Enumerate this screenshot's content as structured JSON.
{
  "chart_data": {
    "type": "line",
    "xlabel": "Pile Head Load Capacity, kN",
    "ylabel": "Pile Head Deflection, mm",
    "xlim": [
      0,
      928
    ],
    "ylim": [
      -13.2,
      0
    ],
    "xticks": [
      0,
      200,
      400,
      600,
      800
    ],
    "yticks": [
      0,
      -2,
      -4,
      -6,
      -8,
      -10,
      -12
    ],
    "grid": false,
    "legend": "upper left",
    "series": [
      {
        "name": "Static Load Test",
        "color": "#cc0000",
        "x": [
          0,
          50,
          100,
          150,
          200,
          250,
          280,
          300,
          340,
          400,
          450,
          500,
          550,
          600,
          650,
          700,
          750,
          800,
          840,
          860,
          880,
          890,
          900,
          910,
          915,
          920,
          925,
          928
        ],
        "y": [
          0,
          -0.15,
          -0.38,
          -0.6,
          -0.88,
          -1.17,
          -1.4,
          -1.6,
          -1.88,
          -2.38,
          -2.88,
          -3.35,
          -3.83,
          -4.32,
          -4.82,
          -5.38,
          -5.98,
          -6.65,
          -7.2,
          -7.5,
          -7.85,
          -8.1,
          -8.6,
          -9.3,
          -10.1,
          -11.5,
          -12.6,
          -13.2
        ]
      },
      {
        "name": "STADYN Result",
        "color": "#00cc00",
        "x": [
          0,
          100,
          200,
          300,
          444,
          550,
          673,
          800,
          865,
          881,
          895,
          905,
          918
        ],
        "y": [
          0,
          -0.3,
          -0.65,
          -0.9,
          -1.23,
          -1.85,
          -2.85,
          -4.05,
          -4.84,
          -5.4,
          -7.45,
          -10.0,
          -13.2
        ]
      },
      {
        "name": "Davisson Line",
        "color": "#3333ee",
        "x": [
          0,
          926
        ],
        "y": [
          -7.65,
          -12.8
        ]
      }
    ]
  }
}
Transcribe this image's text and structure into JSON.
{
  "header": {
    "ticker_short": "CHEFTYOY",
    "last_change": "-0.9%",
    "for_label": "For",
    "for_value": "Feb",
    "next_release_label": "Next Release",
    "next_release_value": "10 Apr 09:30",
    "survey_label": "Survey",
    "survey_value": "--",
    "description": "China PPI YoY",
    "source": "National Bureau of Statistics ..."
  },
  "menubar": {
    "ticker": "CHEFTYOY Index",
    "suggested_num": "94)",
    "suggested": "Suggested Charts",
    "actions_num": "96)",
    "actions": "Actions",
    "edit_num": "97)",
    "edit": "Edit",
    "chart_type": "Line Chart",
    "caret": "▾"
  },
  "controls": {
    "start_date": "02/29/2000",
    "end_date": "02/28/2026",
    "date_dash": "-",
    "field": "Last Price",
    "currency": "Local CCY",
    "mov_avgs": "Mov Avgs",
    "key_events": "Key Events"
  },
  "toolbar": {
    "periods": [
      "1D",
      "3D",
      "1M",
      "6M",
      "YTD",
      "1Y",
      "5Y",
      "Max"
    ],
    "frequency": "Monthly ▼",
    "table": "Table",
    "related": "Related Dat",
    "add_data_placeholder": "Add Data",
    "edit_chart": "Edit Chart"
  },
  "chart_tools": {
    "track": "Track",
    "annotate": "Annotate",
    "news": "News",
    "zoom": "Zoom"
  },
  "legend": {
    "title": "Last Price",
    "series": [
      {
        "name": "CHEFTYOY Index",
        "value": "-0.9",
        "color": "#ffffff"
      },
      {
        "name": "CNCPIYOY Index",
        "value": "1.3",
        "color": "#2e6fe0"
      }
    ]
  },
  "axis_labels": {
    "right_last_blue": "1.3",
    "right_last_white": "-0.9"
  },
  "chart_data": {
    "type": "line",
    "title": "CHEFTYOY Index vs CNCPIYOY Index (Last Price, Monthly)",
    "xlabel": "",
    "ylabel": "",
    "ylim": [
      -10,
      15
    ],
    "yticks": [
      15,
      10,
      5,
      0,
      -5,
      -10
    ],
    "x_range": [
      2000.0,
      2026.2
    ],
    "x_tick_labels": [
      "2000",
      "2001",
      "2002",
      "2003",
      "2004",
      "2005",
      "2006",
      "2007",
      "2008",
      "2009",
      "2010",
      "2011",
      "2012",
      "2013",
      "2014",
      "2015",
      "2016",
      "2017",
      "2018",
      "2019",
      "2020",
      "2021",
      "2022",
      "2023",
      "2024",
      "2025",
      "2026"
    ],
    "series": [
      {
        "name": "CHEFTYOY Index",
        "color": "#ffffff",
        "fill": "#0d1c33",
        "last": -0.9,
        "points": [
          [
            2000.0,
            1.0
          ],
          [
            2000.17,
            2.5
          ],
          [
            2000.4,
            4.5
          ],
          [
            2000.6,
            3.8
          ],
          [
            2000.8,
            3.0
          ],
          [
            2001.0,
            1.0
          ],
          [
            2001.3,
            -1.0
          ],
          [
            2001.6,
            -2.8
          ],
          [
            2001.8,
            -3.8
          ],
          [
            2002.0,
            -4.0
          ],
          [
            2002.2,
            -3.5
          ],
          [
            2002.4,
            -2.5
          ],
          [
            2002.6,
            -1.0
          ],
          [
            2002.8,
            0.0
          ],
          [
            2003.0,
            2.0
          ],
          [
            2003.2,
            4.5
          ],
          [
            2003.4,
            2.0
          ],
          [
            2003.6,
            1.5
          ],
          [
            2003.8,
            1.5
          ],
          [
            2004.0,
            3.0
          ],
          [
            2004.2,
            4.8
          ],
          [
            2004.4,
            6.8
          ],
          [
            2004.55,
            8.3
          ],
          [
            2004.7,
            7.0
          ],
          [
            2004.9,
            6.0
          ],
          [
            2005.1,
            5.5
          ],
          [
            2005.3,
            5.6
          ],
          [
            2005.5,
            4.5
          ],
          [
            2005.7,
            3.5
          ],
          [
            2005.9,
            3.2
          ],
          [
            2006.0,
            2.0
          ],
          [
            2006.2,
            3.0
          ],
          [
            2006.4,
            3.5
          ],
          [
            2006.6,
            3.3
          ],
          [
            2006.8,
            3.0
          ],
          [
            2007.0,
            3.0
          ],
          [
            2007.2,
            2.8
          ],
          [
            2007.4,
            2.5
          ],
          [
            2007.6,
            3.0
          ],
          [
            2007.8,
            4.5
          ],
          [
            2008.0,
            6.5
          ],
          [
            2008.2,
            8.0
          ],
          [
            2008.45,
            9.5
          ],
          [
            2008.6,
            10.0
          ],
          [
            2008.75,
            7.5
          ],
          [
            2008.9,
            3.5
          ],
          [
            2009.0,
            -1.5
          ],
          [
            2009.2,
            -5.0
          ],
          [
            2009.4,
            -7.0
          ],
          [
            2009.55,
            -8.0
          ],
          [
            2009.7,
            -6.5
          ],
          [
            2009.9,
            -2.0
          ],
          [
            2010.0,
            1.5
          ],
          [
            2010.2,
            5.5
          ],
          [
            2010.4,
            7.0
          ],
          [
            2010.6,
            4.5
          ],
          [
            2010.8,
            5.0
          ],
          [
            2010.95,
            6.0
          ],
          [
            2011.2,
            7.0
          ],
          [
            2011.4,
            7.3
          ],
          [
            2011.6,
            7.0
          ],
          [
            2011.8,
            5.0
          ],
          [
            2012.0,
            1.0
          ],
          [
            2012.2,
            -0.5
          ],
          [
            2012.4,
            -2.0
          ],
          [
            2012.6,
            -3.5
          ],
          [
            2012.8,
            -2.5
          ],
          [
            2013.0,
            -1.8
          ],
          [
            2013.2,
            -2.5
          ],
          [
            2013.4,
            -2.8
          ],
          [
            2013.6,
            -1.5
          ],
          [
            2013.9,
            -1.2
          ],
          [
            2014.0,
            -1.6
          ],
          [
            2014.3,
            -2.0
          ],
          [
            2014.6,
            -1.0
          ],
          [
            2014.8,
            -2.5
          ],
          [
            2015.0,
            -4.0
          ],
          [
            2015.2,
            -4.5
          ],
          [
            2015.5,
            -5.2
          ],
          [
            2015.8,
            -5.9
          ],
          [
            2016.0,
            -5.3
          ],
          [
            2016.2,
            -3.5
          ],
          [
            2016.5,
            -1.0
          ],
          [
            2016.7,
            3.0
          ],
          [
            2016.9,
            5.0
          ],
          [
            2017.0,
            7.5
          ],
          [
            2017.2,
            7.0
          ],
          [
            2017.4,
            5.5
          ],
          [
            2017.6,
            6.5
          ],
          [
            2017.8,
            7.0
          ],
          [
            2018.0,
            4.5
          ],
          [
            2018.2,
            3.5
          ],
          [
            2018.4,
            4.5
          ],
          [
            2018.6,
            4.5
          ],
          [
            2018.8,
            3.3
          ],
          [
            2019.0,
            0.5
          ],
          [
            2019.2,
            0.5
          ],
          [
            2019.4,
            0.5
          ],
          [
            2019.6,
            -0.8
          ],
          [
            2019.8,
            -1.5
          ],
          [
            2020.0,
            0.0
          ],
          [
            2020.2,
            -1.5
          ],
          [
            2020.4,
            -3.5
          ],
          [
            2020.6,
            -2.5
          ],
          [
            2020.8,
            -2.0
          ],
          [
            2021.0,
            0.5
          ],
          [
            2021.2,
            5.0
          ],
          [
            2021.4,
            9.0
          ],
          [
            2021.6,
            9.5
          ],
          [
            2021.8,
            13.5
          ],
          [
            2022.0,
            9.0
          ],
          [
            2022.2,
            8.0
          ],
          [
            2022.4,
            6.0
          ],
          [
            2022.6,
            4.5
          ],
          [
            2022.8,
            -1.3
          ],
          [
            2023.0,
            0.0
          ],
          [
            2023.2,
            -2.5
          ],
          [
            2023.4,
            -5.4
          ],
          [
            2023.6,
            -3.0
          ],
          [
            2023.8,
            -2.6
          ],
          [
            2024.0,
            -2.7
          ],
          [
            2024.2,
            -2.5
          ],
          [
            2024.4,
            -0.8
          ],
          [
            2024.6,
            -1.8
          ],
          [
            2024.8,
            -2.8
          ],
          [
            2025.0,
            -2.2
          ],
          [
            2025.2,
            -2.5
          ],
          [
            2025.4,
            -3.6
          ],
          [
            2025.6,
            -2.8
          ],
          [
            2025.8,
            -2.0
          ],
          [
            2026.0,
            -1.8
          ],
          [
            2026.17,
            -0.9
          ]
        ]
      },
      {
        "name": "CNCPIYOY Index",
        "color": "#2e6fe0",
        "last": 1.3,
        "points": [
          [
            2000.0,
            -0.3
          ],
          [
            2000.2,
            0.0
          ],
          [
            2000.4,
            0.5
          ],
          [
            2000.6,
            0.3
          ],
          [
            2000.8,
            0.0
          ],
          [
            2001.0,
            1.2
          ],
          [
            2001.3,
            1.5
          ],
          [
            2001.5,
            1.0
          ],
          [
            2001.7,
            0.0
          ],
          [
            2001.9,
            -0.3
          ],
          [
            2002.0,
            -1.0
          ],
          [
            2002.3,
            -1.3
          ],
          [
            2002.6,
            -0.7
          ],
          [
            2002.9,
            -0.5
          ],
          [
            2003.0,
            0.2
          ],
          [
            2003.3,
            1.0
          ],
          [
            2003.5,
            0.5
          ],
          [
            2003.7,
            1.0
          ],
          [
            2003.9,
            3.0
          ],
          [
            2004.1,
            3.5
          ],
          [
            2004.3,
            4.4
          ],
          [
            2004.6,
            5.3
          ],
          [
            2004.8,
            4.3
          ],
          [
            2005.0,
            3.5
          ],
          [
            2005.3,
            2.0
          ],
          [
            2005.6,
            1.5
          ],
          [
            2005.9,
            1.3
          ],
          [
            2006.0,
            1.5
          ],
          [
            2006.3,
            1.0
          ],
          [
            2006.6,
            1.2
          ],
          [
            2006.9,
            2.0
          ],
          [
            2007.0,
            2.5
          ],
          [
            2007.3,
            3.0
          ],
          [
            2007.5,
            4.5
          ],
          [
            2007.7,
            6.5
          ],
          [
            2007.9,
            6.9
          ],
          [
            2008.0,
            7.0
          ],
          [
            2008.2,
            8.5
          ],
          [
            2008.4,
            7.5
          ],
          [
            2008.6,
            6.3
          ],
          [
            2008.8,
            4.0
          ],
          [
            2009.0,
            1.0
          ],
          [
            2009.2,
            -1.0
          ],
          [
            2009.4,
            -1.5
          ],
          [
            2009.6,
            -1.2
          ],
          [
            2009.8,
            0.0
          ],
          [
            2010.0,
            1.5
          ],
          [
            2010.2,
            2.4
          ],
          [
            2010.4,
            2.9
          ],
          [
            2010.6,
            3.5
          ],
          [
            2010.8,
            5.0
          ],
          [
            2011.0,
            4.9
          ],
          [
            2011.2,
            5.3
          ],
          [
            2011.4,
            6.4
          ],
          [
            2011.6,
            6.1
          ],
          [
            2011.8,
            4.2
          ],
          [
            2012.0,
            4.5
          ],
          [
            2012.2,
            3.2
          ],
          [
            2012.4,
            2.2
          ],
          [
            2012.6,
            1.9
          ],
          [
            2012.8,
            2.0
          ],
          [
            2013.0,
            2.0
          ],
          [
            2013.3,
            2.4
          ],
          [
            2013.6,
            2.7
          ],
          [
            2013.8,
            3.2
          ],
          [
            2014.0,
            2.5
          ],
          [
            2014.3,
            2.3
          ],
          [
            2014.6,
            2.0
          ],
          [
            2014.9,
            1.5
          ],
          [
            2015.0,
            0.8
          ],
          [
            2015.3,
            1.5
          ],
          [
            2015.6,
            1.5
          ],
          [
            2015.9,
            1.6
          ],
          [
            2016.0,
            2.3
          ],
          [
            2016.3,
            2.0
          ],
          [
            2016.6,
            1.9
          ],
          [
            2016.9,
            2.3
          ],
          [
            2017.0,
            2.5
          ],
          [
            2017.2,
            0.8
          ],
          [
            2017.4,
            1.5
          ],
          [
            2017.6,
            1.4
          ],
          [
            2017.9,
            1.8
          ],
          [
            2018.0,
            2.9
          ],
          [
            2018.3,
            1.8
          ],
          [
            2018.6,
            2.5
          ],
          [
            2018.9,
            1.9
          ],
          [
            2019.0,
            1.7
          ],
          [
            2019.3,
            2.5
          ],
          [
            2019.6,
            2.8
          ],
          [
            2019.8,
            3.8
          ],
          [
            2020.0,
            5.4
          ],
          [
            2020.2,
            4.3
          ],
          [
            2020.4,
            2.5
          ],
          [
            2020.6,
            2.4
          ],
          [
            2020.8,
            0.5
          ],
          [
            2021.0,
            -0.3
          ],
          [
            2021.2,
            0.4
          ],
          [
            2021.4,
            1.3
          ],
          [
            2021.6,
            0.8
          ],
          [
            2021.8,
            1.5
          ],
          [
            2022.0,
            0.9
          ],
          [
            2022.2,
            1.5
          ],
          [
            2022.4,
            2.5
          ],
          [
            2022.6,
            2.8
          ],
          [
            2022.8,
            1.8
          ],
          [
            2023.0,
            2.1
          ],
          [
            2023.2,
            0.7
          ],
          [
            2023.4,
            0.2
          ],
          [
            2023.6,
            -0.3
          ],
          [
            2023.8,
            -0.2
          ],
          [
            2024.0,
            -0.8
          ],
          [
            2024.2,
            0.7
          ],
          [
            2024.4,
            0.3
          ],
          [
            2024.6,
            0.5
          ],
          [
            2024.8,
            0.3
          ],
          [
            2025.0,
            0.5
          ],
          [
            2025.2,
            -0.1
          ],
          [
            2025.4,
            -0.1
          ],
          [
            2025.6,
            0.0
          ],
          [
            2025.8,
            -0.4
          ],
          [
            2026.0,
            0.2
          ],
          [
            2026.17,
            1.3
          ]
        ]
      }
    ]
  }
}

WHAT TO WORK ON
Identify the lines that contain the string "ylabel", and copy every one of them.

REPLY TO THE TASK
    "ylabel": "Pile Head Deflection, mm",
    "ylabel": "",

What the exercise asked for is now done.